Aim –
All of the entries need to be written out again, exactly as they are.

Records shown –
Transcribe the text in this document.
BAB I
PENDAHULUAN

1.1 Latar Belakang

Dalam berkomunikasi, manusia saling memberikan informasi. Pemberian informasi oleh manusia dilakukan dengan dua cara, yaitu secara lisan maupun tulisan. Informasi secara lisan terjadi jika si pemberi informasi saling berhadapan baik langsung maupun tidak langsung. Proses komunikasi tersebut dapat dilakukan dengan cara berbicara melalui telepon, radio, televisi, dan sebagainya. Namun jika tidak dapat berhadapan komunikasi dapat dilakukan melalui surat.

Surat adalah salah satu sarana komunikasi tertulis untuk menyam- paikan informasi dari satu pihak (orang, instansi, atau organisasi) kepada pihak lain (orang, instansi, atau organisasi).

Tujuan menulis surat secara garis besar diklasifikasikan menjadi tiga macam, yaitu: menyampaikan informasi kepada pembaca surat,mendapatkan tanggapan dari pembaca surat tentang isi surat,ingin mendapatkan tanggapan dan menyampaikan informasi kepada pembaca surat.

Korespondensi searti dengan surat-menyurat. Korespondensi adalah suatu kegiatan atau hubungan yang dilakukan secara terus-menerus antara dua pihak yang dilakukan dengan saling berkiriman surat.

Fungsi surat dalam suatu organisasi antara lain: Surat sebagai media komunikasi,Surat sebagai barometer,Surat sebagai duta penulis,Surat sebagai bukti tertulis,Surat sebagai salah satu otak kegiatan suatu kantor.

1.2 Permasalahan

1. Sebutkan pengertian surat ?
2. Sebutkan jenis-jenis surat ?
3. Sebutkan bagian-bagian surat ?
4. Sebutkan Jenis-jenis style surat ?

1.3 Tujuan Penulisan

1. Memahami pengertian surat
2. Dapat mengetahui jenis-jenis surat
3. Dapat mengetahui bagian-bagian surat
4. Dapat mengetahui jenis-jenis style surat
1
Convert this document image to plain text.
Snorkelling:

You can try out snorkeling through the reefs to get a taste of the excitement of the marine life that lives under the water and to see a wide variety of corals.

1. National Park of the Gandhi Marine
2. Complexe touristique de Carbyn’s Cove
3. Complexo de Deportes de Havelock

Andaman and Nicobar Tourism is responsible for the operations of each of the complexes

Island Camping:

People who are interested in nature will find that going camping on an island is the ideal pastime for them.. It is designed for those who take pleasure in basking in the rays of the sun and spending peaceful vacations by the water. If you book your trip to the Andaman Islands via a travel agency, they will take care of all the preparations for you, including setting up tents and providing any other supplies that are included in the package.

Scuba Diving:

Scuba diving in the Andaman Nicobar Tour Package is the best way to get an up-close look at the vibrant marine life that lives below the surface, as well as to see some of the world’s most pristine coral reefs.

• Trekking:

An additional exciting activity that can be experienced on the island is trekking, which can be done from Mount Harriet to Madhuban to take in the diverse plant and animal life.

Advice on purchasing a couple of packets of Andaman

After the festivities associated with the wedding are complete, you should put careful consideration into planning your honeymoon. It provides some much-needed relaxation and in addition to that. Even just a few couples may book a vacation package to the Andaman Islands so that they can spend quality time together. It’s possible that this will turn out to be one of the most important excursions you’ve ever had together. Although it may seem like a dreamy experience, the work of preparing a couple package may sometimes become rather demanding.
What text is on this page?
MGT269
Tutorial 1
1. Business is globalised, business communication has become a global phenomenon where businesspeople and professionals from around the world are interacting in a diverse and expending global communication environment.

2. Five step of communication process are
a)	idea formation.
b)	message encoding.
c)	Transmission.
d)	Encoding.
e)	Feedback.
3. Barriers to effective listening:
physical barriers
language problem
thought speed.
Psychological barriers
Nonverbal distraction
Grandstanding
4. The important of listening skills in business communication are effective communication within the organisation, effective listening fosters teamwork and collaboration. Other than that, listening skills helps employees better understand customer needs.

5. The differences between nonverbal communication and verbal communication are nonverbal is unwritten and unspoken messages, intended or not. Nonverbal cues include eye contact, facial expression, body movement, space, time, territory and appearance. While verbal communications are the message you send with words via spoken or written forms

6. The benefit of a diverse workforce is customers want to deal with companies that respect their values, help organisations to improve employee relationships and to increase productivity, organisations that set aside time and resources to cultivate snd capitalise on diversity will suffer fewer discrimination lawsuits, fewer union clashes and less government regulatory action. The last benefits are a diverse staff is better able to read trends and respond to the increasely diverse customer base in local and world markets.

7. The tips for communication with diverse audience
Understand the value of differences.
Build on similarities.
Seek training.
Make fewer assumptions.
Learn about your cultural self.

Reply –
Transcribe the text in this document.
BAB I
PENDAHULUAN

1.1 Latar Belakang

Dalam berkomunikasi, manusia saling memberikan informasi. Pemberian informasi oleh manusia dilakukan dengan dua cara, yaitu secara lisan maupun tulisan. Informasi secara lisan terjadi jika si pemberi informasi saling berhadapan baik langsung maupun tidak langsung. Proses komunikasi tersebut dapat dilakukan dengan cara berbicara melalui telepon, radio, televisi, dan sebagainya. Namun jika tidak dapat berhadapan komunikasi dapat dilakukan melalui surat.

Surat adalah salah satu sarana komunikasi tertulis untuk menyam- paikan informasi dari satu pihak (orang, instansi, atau organisasi) kepada pihak lain (orang, instansi, atau organisasi).

Tujuan menulis surat secara garis besar diklasifikasikan menjadi tiga macam, yaitu: menyampaikan informasi kepada pembaca surat,mendapatkan tanggapan dari pembaca surat tentang isi surat,ingin mendapatkan tanggapan dan menyampaikan informasi kepada pembaca surat.

Korespondensi searti dengan surat-menyurat. Korespondensi adalah suatu kegiatan atau hubungan yang dilakukan secara terus-menerus antara dua pihak yang dilakukan dengan saling berkiriman surat.

Fungsi surat dalam suatu organisasi antara lain: Surat sebagai media komunikasi,Surat sebagai barometer,Surat sebagai duta penulis,Surat sebagai bukti tertulis,Surat sebagai salah satu otak kegiatan suatu kantor.

1.2 Permasalahan

1. Sebutkan pengertian surat ?
2. Sebutkan jenis-jenis surat ?
3. Sebutkan bagian-bagian surat ?
4. Sebutkan Jenis-jenis style surat ?

1.3 Tujuan Penulisan

1. Memahami pengertian surat
2. Dapat mengetahui jenis-jenis surat
3. Dapat mengetahui bagian-bagian surat
4. Dapat mengetahui jenis-jenis style surat
1
Convert this document image to plain text.
Snorkelling:

You can try out snorkeling through the reefs to get a taste of the excitement of the marine life that lives under the water and to see a wide variety of corals.

1. National Park of the Gandhi Marine
2. Complexe touristique de Carbyn’s Cove
3. Complexo de Deportes de Havelock

Andaman and Nicobar Tourism is responsible for the operations of each of the complexes

Island Camping:

People who are interested in nature will find that going camping on an island is the ideal pastime for them.. It is designed for those who take pleasure in basking in the rays of the sun and spending peaceful vacations by the water. If you book your trip to the Andaman Islands via a travel agency, they will take care of all the preparations for you, including setting up tents and providing any other supplies that are included in the package.

Scuba Diving:

Scuba diving in the Andaman Nicobar Tour Package is the best way to get an up-close look at the vibrant marine life that lives below the surface, as well as to see some of the world’s most pristine coral reefs.

• Trekking:

An additional exciting activity that can be experienced on the island is trekking, which can be done from Mount Harriet to Madhuban to take in the diverse plant and animal life.

Advice on purchasing a couple of packets of Andaman

After the festivities associated with the wedding are complete, you should put careful consideration into planning your honeymoon. It provides some much-needed relaxation and in addition to that. Even just a few couples may book a vacation package to the Andaman Islands so that they can spend quality time together. It’s possible that this will turn out to be one of the most important excursions you’ve ever had together. Although it may seem like a dreamy experience, the work of preparing a couple package may sometimes become rather demanding.
What text is on this page?
MGT269
Tutorial 1
1. Business is globalised, business communication has become a global phenomenon where businesspeople and professionals from around the world are interacting in a diverse and expending global communication environment.

2. Five step of communication process are
a)	idea formation.
b)	message encoding.
c)	Transmission.
d)	Encoding.
e)	Feedback.
3. Barriers to effective listening:
physical barriers
language problem
thought speed.
Psychological barriers
Nonverbal distraction
Grandstanding
4. The important of listening skills in business communication are effective communication within the organisation, effective listening fosters teamwork and collaboration. Other than that, listening skills helps employees better understand customer needs.

5. The differences between nonverbal communication and verbal communication are nonverbal is unwritten and unspoken messages, intended or not. Nonverbal cues include eye contact, facial expression, body movement, space, time, territory and appearance. While verbal communications are the message you send with words via spoken or written forms

6. The benefit of a diverse workforce is customers want to deal with companies that respect their values, help organisations to improve employee relationships and to increase productivity, organisations that set aside time and resources to cultivate snd capitalise on diversity will suffer fewer discrimination lawsuits, fewer union clashes and less government regulatory action. The last benefits are a diverse staff is better able to read trends and respond to the increasely diverse customer base in local and world markets.

7. The tips for communication with diverse audience
Understand the value of differences.
Build on similarities.
Seek training.
Make fewer assumptions.
Learn about your cultural self.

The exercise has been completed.